**Data provided**

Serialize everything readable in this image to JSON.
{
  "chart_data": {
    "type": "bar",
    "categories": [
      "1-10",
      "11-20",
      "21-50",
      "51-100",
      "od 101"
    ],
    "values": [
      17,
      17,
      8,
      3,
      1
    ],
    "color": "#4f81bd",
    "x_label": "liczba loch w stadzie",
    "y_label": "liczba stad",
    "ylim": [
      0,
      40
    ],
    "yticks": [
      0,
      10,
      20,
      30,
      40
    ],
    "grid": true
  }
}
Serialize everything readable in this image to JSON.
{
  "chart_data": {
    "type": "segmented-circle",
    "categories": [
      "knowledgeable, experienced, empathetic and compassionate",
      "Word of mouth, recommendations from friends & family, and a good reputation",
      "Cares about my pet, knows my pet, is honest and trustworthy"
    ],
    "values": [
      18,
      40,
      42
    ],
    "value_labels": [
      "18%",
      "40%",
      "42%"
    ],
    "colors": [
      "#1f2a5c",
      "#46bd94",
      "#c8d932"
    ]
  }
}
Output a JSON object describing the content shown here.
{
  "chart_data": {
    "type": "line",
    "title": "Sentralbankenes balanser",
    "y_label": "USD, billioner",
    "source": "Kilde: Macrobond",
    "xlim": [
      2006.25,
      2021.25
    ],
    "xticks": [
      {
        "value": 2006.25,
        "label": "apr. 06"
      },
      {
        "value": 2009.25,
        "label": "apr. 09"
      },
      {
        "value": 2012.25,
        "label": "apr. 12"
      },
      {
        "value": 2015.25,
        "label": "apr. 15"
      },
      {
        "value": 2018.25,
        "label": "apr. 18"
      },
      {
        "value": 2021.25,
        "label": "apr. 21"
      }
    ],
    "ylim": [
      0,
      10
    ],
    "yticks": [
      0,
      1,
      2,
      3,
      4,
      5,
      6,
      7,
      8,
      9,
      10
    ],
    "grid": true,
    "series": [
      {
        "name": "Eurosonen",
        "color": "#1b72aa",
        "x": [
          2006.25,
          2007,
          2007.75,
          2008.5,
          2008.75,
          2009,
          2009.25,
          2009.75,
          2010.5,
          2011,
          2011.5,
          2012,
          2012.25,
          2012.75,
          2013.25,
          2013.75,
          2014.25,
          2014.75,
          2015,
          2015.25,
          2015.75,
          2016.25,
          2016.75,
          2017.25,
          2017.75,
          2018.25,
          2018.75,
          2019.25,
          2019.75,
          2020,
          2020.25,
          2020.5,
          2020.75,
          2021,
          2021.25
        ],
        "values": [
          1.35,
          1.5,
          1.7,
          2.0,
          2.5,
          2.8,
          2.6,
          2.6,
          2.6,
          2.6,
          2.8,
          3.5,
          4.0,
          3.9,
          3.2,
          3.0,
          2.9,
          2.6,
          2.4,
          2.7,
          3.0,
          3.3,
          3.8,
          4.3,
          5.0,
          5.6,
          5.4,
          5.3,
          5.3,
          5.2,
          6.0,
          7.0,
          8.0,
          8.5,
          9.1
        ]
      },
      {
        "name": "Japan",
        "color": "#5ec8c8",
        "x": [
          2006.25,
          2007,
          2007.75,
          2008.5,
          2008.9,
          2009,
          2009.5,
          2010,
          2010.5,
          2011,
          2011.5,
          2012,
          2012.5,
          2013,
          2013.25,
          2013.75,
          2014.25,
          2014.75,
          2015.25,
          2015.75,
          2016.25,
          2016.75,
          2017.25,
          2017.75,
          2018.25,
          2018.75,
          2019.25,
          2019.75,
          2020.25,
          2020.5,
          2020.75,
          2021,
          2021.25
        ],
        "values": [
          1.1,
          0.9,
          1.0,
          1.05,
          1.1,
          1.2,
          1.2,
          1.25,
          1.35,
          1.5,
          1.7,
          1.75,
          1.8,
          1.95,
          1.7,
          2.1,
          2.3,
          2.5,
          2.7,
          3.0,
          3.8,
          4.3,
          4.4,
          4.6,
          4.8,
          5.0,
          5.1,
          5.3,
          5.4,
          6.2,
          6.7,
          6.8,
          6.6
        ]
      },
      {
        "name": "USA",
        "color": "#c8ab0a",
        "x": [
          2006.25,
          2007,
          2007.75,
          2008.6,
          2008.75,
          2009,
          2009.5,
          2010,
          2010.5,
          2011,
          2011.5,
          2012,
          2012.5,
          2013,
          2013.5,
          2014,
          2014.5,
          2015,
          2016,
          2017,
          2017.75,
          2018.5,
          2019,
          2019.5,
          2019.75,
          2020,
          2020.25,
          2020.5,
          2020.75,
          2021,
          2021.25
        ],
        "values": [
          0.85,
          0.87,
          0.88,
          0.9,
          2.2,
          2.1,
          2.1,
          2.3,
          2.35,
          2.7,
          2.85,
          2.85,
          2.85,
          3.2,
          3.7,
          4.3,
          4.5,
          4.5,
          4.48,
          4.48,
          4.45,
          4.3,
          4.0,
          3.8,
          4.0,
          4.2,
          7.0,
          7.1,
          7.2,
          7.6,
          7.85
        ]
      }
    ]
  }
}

**Goal of the exercise**
Make an exact copy of the records.

**Exercise result**
Serialize everything readable in this image to JSON.
{
  "chart_data": {
    "type": "bar",
    "categories": [
      "1-10",
      "11-20",
      "21-50",
      "51-100",
      "od 101"
    ],
    "values": [
      17,
      17,
      8,
      3,
      1
    ],
    "color": "#4f81bd",
    "x_label": "liczba loch w stadzie",
    "y_label": "liczba stad",
    "ylim": [
      0,
      40
    ],
    "yticks": [
      0,
      10,
      20,
      30,
      40
    ],
    "grid": true
  }
}
Serialize everything readable in this image to JSON.
{
  "chart_data": {
    "type": "segmented-circle",
    "categories": [
      "knowledgeable, experienced, empathetic and compassionate",
      "Word of mouth, recommendations from friends & family, and a good reputation",
      "Cares about my pet, knows my pet, is honest and trustworthy"
    ],
    "values": [
      18,
      40,
      42
    ],
    "value_labels": [
      "18%",
      "40%",
      "42%"
    ],
    "colors": [
      "#1f2a5c",
      "#46bd94",
      "#c8d932"
    ]
  }
}
Output a JSON object describing the content shown here.
{
  "chart_data": {
    "type": "line",
    "title": "Sentralbankenes balanser",
    "y_label": "USD, billioner",
    "source": "Kilde: Macrobond",
    "xlim": [
      2006.25,
      2021.25
    ],
    "xticks": [
      {
        "value": 2006.25,
        "label": "apr. 06"
      },
      {
        "value": 2009.25,
        "label": "apr. 09"
      },
      {
        "value": 2012.25,
        "label": "apr. 12"
      },
      {
        "value": 2015.25,
        "label": "apr. 15"
      },
      {
        "value": 2018.25,
        "label": "apr. 18"
      },
      {
        "value": 2021.25,
        "label": "apr. 21"
      }
    ],
    "ylim": [
      0,
      10
    ],
    "yticks": [
      0,
      1,
      2,
      3,
      4,
      5,
      6,
      7,
      8,
      9,
      10
    ],
    "grid": true,
    "series": [
      {
        "name": "Eurosonen",
        "color": "#1b72aa",
        "x": [
          2006.25,
          2007,
          2007.75,
          2008.5,
          2008.75,
          2009,
          2009.25,
          2009.75,
          2010.5,
          2011,
          2011.5,
          2012,
          2012.25,
          2012.75,
          2013.25,
          2013.75,
          2014.25,
          2014.75,
          2015,
          2015.25,
          2015.75,
          2016.25,
          2016.75,
          2017.25,
          2017.75,
          2018.25,
          2018.75,
          2019.25,
          2019.75,
          2020,
          2020.25,
          2020.5,
          2020.75,
          2021,
          2021.25
        ],
        "values": [
          1.35,
          1.5,
          1.7,
          2.0,
          2.5,
          2.8,
          2.6,
          2.6,
          2.6,
          2.6,
          2.8,
          3.5,
          4.0,
          3.9,
          3.2,
          3.0,
          2.9,
          2.6,
          2.4,
          2.7,
          3.0,
          3.3,
          3.8,
          4.3,
          5.0,
          5.6,
          5.4,
          5.3,
          5.3,
          5.2,
          6.0,
          7.0,
          8.0,
          8.5,
          9.1
        ]
      },
      {
        "name": "Japan",
        "color": "#5ec8c8",
        "x": [
          2006.25,
          2007,
          2007.75,
          2008.5,
          2008.9,
          2009,
          2009.5,
          2010,
          2010.5,
          2011,
          2011.5,
          2012,
          2012.5,
          2013,
          2013.25,
          2013.75,
          2014.25,
          2014.75,
          2015.25,
          2015.75,
          2016.25,
          2016.75,
          2017.25,
          2017.75,
          2018.25,
          2018.75,
          2019.25,
          2019.75,
          2020.25,
          2020.5,
          2020.75,
          2021,
          2021.25
        ],
        "values": [
          1.1,
          0.9,
          1.0,
          1.05,
          1.1,
          1.2,
          1.2,
          1.25,
          1.35,
          1.5,
          1.7,
          1.75,
          1.8,
          1.95,
          1.7,
          2.1,
          2.3,
          2.5,
          2.7,
          3.0,
          3.8,
          4.3,
          4.4,
          4.6,
          4.8,
          5.0,
          5.1,
          5.3,
          5.4,
          6.2,
          6.7,
          6.8,
          6.6
        ]
      },
      {
        "name": "USA",
        "color": "#c8ab0a",
        "x": [
          2006.25,
          2007,
          2007.75,
          2008.6,
          2008.75,
          2009,
          2009.5,
          2010,
          2010.5,
          2011,
          2011.5,
          2012,
          2012.5,
          2013,
          2013.5,
          2014,
          2014.5,
          2015,
          2016,
          2017,
          2017.75,
          2018.5,
          2019,
          2019.5,
          2019.75,
          2020,
          2020.25,
          2020.5,
          2020.75,
          2021,
          2021.25
        ],
        "values": [
          0.85,
          0.87,
          0.88,
          0.9,
          2.2,
          2.1,
          2.1,
          2.3,
          2.35,
          2.7,
          2.85,
          2.85,
          2.85,
          3.2,
          3.7,
          4.3,
          4.5,
          4.5,
          4.48,
          4.48,
          4.45,
          4.3,
          4.0,
          3.8,
          4.0,
          4.2,
          7.0,
          7.1,
          7.2,
          7.6,
          7.85
        ]
      }
    ]
  }
}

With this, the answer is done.